Task => Go through the data below and gather each line containing "January".

———

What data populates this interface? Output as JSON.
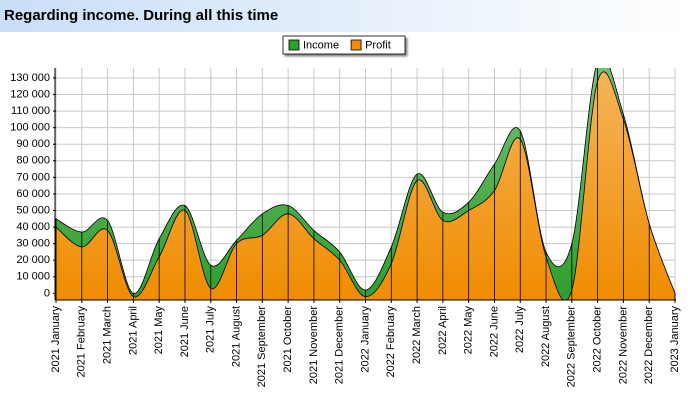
{
  "chart_data": {
    "type": "area",
    "title": "Regarding income. During all this time",
    "categories": [
      "2021 January",
      "2021 February",
      "2021 March",
      "2021 April",
      "2021 May",
      "2021 June",
      "2021 July",
      "2021 August",
      "2021 September",
      "2021 October",
      "2021 November",
      "2021 December",
      "2022 January",
      "2022 February",
      "2022 March",
      "2022 April",
      "2022 May",
      "2022 June",
      "2022 July",
      "2022 August",
      "2022 September",
      "2022 October",
      "2022 November",
      "2022 December",
      "2023 January"
    ],
    "series": [
      {
        "name": "Income",
        "color": "#2e9e2e",
        "values": [
          45000,
          37000,
          44000,
          0,
          33000,
          53000,
          17000,
          32000,
          48000,
          53000,
          38000,
          25000,
          2000,
          28000,
          72000,
          49000,
          55000,
          78000,
          98000,
          25000,
          30000,
          140000,
          108000,
          42000,
          0
        ]
      },
      {
        "name": "Profit",
        "color": "#f08c00",
        "values": [
          40000,
          28000,
          38000,
          -2000,
          22000,
          50000,
          3000,
          30000,
          35000,
          48000,
          33000,
          20000,
          -2000,
          18000,
          68000,
          44000,
          50000,
          62000,
          93000,
          22000,
          2000,
          128000,
          105000,
          42000,
          0
        ]
      }
    ],
    "ylim": [
      -4000,
      136000
    ],
    "yticks": [
      0,
      {
        "value": 10000,
        "label": "10 000"
      },
      {
        "value": 20000,
        "label": "20 000"
      },
      {
        "value": 30000,
        "label": "30 000"
      },
      {
        "value": 40000,
        "label": "40 000"
      },
      {
        "value": 50000,
        "label": "50 000"
      },
      {
        "value": 60000,
        "label": "60 000"
      },
      {
        "value": 70000,
        "label": "70 000"
      },
      {
        "value": 80000,
        "label": "80 000"
      },
      {
        "value": 90000,
        "label": "90 000"
      },
      {
        "value": 100000,
        "label": "100 000"
      },
      {
        "value": 110000,
        "label": "110 000"
      },
      {
        "value": 120000,
        "label": "120 000"
      },
      {
        "value": 130000,
        "label": "130 000"
      }
    ],
    "grid": true,
    "legend": "top"
  }
}
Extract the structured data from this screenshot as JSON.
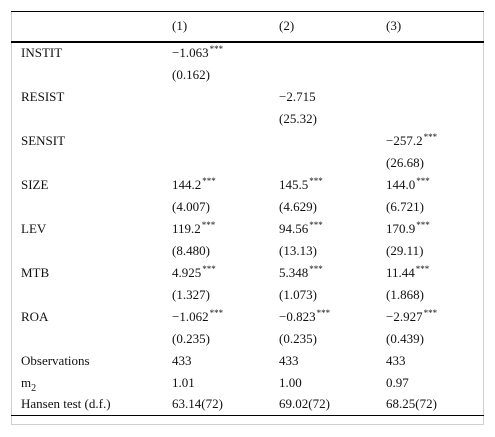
{
  "columns": [
    "(1)",
    "(2)",
    "(3)"
  ],
  "rows": [
    {
      "label": "INSTIT",
      "cells": [
        {
          "v": "−1.063",
          "s": "***"
        },
        {
          "v": "",
          "s": ""
        },
        {
          "v": "",
          "s": ""
        }
      ],
      "se": [
        "(0.162)",
        "",
        ""
      ]
    },
    {
      "label": "RESIST",
      "cells": [
        {
          "v": "",
          "s": ""
        },
        {
          "v": "−2.715",
          "s": ""
        },
        {
          "v": "",
          "s": ""
        }
      ],
      "se": [
        "",
        "(25.32)",
        ""
      ]
    },
    {
      "label": "SENSIT",
      "cells": [
        {
          "v": "",
          "s": ""
        },
        {
          "v": "",
          "s": ""
        },
        {
          "v": "−257.2",
          "s": "***"
        }
      ],
      "se": [
        "",
        "",
        "(26.68)"
      ]
    },
    {
      "label": "SIZE",
      "cells": [
        {
          "v": "144.2",
          "s": "***"
        },
        {
          "v": "145.5",
          "s": "***"
        },
        {
          "v": "144.0",
          "s": "***"
        }
      ],
      "se": [
        "(4.007)",
        "(4.629)",
        "(6.721)"
      ]
    },
    {
      "label": "LEV",
      "cells": [
        {
          "v": "119.2",
          "s": "***"
        },
        {
          "v": "94.56",
          "s": "***"
        },
        {
          "v": "170.9",
          "s": "***"
        }
      ],
      "se": [
        "(8.480)",
        "(13.13)",
        "(29.11)"
      ]
    },
    {
      "label": "MTB",
      "cells": [
        {
          "v": "4.925",
          "s": "***"
        },
        {
          "v": "5.348",
          "s": "***"
        },
        {
          "v": "11.44",
          "s": "***"
        }
      ],
      "se": [
        "(1.327)",
        "(1.073)",
        "(1.868)"
      ]
    },
    {
      "label": "ROA",
      "cells": [
        {
          "v": "−1.062",
          "s": "***"
        },
        {
          "v": "−0.823",
          "s": "***"
        },
        {
          "v": "−2.927",
          "s": "***"
        }
      ],
      "se": [
        "(0.235)",
        "(0.235)",
        "(0.439)"
      ]
    }
  ],
  "stats": [
    {
      "label": "Observations",
      "values": [
        "433",
        "433",
        "433"
      ]
    },
    {
      "label_main": "m",
      "label_sub": "2",
      "values": [
        "1.01",
        "1.00",
        "0.97"
      ]
    },
    {
      "label": "Hansen test (d.f.)",
      "values": [
        "63.14(72)",
        "69.02(72)",
        "68.25(72)"
      ]
    }
  ]
}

———

Written answer =>
      "2021 January",
      "2022 January",
      "2023 January"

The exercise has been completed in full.